╭─ Data extract
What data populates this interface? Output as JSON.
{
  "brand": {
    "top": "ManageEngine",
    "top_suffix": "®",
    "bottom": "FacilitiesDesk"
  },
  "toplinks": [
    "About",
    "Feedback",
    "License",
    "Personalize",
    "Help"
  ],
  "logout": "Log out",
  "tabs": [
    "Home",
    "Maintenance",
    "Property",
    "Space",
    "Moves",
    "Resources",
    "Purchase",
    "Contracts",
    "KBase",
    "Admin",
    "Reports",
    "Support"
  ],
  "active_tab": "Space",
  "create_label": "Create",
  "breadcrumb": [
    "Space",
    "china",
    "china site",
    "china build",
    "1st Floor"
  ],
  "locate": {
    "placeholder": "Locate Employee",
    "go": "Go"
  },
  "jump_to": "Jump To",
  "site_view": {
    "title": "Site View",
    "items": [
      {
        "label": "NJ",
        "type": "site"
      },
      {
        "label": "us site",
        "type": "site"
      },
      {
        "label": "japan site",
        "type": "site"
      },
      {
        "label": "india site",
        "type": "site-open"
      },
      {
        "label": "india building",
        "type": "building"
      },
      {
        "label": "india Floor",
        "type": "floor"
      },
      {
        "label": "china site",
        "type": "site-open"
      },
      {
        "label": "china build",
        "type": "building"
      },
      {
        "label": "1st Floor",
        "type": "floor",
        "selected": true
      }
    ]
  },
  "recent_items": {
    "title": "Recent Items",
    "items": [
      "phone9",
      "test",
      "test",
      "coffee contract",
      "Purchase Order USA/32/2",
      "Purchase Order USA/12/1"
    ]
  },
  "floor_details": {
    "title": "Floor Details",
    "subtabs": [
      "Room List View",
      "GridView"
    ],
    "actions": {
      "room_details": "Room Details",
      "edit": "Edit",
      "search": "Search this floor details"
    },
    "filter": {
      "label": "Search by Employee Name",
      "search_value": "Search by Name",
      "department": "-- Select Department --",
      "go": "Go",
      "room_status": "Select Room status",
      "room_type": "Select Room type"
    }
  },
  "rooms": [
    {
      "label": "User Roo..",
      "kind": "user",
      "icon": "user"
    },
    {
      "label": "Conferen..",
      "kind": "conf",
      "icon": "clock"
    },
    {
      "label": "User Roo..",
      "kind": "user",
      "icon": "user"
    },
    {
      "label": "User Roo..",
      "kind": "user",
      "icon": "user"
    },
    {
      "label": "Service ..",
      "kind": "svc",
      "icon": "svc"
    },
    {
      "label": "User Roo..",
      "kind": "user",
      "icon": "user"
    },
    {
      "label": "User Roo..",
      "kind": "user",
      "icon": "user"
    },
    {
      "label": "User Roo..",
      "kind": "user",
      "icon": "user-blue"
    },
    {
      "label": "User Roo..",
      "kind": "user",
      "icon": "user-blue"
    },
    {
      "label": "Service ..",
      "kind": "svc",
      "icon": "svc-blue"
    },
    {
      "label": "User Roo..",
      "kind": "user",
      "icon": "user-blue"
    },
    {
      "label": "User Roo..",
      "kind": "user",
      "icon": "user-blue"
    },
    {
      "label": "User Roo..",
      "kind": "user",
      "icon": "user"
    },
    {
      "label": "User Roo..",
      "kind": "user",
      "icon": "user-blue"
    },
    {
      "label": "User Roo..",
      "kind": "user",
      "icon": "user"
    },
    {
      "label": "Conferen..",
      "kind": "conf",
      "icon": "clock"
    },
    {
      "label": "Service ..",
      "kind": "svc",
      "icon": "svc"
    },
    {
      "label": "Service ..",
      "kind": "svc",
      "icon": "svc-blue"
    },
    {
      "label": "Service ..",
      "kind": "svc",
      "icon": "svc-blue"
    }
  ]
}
╰─
Repeat each record exactly. Omit nothing.

What data populates this interface? Output as JSON.
{
  "brand": {
    "top": "ManageEngine",
    "top_suffix": "®",
    "bottom": "FacilitiesDesk"
  },
  "toplinks": [
    "About",
    "Feedback",
    "License",
    "Personalize",
    "Help"
  ],
  "logout": "Log out",
  "tabs": [
    "Home",
    "Maintenance",
    "Property",
    "Space",
    "Moves",
    "Resources",
    "Purchase",
    "Contracts",
    "KBase",
    "Admin",
    "Reports",
    "Support"
  ],
  "active_tab": "Space",
  "create_label": "Create",
  "breadcrumb": [
    "Space",
    "china",
    "china site",
    "china build",
    "1st Floor"
  ],
  "locate": {
    "placeholder": "Locate Employee",
    "go": "Go"
  },
  "jump_to": "Jump To",
  "site_view": {
    "title": "Site View",
    "items": [
      {
        "label": "NJ",
        "type": "site"
      },
      {
        "label": "us site",
        "type": "site"
      },
      {
        "label": "japan site",
        "type": "site"
      },
      {
        "label": "india site",
        "type": "site-open"
      },
      {
        "label": "india building",
        "type": "building"
      },
      {
        "label": "india Floor",
        "type": "floor"
      },
      {
        "label": "china site",
        "type": "site-open"
      },
      {
        "label": "china build",
        "type": "building"
      },
      {
        "label": "1st Floor",
        "type": "floor",
        "selected": true
      }
    ]
  },
  "recent_items": {
    "title": "Recent Items",
    "items": [
      "phone9",
      "test",
      "test",
      "coffee contract",
      "Purchase Order USA/32/2",
      "Purchase Order USA/12/1"
    ]
  },
  "floor_details": {
    "title": "Floor Details",
    "subtabs": [
      "Room List View",
      "GridView"
    ],
    "actions": {
      "room_details": "Room Details",
      "edit": "Edit",
      "search": "Search this floor details"
    },
    "filter": {
      "label": "Search by Employee Name",
      "search_value": "Search by Name",
      "department": "-- Select Department --",
      "go": "Go",
      "room_status": "Select Room status",
      "room_type": "Select Room type"
    }
  },
  "rooms": [
    {
      "label": "User Roo..",
      "kind": "user",
      "icon": "user"
    },
    {
      "label": "Conferen..",
      "kind": "conf",
      "icon": "clock"
    },
    {
      "label": "User Roo..",
      "kind": "user",
      "icon": "user"
    },
    {
      "label": "User Roo..",
      "kind": "user",
      "icon": "user"
    },
    {
      "label": "Service ..",
      "kind": "svc",
      "icon": "svc"
    },
    {
      "label": "User Roo..",
      "kind": "user",
      "icon": "user"
    },
    {
      "label": "User Roo..",
      "kind": "user",
      "icon": "user"
    },
    {
      "label": "User Roo..",
      "kind": "user",
      "icon": "user-blue"
    },
    {
      "label": "User Roo..",
      "kind": "user",
      "icon": "user-blue"
    },
    {
      "label": "Service ..",
      "kind": "svc",
      "icon": "svc-blue"
    },
    {
      "label": "User Roo..",
      "kind": "user",
      "icon": "user-blue"
    },
    {
      "label": "User Roo..",
      "kind": "user",
      "icon": "user-blue"
    },
    {
      "label": "User Roo..",
      "kind": "user",
      "icon": "user"
    },
    {
      "label": "User Roo..",
      "kind": "user",
      "icon": "user-blue"
    },
    {
      "label": "User Roo..",
      "kind": "user",
      "icon": "user"
    },
    {
      "label": "Conferen..",
      "kind": "conf",
      "icon": "clock"
    },
    {
      "label": "Service ..",
      "kind": "svc",
      "icon": "svc"
    },
    {
      "label": "Service ..",
      "kind": "svc",
      "icon": "svc-blue"
    },
    {
      "label": "Service ..",
      "kind": "svc",
      "icon": "svc-blue"
    }
  ]
}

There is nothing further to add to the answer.